* ENTRIES SHOWN

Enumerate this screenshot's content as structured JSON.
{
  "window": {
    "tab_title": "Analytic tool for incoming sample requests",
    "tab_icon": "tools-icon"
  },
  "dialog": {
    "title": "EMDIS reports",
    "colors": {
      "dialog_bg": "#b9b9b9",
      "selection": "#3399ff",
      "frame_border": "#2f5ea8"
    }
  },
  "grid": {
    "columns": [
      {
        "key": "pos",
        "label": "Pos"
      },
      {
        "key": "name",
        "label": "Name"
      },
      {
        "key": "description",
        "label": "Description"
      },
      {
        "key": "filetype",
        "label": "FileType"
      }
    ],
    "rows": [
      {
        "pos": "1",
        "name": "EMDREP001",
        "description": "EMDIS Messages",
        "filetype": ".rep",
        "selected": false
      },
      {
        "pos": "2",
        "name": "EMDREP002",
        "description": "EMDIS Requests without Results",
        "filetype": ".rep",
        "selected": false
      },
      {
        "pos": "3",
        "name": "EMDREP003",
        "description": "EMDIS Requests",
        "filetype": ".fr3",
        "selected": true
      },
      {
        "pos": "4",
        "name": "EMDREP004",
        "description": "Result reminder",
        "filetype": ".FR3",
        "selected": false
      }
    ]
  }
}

* AIM OF THE EXERCISE
Write the complete data out, exactly as above.

* REPLY TO THE TASK
Enumerate this screenshot's content as structured JSON.
{
  "window": {
    "tab_title": "Analytic tool for incoming sample requests",
    "tab_icon": "tools-icon"
  },
  "dialog": {
    "title": "EMDIS reports",
    "colors": {
      "dialog_bg": "#b9b9b9",
      "selection": "#3399ff",
      "frame_border": "#2f5ea8"
    }
  },
  "grid": {
    "columns": [
      {
        "key": "pos",
        "label": "Pos"
      },
      {
        "key": "name",
        "label": "Name"
      },
      {
        "key": "description",
        "label": "Description"
      },
      {
        "key": "filetype",
        "label": "FileType"
      }
    ],
    "rows": [
      {
        "pos": "1",
        "name": "EMDREP001",
        "description": "EMDIS Messages",
        "filetype": ".rep",
        "selected": false
      },
      {
        "pos": "2",
        "name": "EMDREP002",
        "description": "EMDIS Requests without Results",
        "filetype": ".rep",
        "selected": false
      },
      {
        "pos": "3",
        "name": "EMDREP003",
        "description": "EMDIS Requests",
        "filetype": ".fr3",
        "selected": true
      },
      {
        "pos": "4",
        "name": "EMDREP004",
        "description": "Result reminder",
        "filetype": ".FR3",
        "selected": false
      }
    ]
  }
}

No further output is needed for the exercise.